══ EXCERPTED PASSAGE

It’s that time of the year when we slowly begin wrapping up the 2011. Before we say goodbye, lets take a quick moment to look back at some of the best and most memorable projects of 2011. There is no mechanism in deciding these and neither-nor all projects here are spectacular and magnificent but instead we feel they offer a brief insight and a form of introduction to what may lie ahead.
In 2010 MIT Media Lab approached TheGreenEyl and E Roon Kang to update their identity for the lab’s 25th anniversary. The team developed an algorithmic logo using Processing in an effort to capture the dynamism and diversity of the MIT Media Lab. The invisible grid around which different things happen symbolizes the environment the MIT Media Lab provides, academically, physically and intellectually.
Created by David Bowen, Tele-Present Water installation draws information from the intensity and movement of the water in a remote location. The wave intensity and frequency is scaled and transferred to the mechanical grid structure resulting in a simulation of the physical effects caused by the movement of water from this distant location. Elegance and ephemerality of data beautifully staged by David Bowen.

════
══ SUPPLIED INFORMATION

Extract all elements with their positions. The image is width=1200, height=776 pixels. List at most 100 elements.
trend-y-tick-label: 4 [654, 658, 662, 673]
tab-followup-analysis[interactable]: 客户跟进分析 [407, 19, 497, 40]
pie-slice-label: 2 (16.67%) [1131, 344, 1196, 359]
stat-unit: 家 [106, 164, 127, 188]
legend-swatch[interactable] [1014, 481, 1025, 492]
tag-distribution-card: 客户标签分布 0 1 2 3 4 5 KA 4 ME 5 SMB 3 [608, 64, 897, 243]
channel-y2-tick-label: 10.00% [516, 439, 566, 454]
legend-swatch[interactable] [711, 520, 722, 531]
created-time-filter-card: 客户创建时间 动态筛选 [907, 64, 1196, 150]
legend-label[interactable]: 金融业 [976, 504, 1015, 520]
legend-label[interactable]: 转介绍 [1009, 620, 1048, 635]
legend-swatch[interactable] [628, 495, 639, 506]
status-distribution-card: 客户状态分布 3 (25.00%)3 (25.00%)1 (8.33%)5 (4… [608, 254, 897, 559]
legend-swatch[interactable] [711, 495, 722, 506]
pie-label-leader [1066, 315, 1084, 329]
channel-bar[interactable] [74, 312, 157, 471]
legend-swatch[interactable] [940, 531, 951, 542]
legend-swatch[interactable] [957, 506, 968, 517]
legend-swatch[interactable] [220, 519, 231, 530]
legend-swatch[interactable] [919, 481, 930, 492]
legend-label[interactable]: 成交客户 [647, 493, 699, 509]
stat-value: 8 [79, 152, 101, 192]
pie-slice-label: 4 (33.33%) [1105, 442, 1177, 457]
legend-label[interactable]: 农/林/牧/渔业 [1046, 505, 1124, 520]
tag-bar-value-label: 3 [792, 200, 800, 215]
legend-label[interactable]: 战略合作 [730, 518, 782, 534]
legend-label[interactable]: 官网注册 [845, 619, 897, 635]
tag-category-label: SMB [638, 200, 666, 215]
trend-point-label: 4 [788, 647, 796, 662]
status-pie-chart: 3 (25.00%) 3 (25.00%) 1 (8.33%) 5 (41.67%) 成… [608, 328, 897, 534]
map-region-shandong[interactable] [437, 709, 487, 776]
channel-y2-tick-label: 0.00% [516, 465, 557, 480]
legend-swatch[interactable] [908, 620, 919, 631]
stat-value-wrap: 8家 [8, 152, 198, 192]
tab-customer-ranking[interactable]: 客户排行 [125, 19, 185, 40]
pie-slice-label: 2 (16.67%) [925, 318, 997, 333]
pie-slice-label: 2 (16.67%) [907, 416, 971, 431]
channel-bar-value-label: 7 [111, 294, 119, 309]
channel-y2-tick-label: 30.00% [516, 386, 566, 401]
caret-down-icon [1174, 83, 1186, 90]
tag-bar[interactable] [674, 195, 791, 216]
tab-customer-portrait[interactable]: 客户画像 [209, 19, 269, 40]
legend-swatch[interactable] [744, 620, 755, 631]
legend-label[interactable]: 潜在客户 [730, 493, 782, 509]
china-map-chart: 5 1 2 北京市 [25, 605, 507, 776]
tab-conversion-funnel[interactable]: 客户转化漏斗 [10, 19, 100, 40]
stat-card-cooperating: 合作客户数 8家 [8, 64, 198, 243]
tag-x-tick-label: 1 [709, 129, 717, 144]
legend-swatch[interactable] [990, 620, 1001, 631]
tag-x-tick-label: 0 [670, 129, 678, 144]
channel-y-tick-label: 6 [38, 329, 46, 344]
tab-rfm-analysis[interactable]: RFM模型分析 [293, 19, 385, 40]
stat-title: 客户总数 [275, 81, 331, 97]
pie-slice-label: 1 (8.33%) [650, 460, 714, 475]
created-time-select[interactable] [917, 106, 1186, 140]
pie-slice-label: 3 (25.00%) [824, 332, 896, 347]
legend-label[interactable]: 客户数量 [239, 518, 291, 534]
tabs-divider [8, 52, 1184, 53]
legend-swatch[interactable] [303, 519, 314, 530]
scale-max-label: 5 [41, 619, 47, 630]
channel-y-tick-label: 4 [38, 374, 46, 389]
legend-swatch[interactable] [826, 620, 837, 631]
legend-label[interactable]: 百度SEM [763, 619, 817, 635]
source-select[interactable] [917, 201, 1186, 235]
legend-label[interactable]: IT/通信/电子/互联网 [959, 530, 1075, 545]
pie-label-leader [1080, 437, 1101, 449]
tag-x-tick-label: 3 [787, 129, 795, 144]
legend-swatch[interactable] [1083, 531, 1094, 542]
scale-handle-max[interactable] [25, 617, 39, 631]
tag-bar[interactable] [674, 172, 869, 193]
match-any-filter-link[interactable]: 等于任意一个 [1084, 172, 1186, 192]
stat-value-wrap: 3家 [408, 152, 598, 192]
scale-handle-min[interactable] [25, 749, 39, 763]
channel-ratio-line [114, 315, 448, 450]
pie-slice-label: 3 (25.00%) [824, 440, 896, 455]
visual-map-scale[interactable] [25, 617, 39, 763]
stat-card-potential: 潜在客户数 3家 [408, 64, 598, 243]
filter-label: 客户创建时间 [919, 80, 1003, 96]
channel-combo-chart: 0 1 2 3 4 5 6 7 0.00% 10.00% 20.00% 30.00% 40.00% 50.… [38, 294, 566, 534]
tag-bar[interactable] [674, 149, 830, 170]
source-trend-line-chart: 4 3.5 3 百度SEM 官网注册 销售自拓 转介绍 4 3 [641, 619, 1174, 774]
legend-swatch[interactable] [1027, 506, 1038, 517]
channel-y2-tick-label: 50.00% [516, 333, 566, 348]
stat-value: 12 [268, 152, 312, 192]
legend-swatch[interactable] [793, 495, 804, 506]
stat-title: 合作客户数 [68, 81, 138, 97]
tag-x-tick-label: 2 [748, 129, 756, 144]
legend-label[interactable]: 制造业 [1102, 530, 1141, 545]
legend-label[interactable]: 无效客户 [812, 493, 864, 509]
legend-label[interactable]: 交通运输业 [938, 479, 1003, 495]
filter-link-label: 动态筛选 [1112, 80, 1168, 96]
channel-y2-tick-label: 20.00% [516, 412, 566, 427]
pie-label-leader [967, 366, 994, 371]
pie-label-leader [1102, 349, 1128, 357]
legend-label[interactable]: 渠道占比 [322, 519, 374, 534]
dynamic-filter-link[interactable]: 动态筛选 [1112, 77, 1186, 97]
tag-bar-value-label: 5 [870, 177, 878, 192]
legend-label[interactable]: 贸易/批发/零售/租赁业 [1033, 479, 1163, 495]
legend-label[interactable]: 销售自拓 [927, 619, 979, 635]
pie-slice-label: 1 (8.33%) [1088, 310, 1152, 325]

════

EXERCISE GOAL: In the 2011 projects roundup, which software did the team use to develop the MIT Media Lab's algorithmic logo? You won't need the items to answer this.

ANSWER SECTION: Processing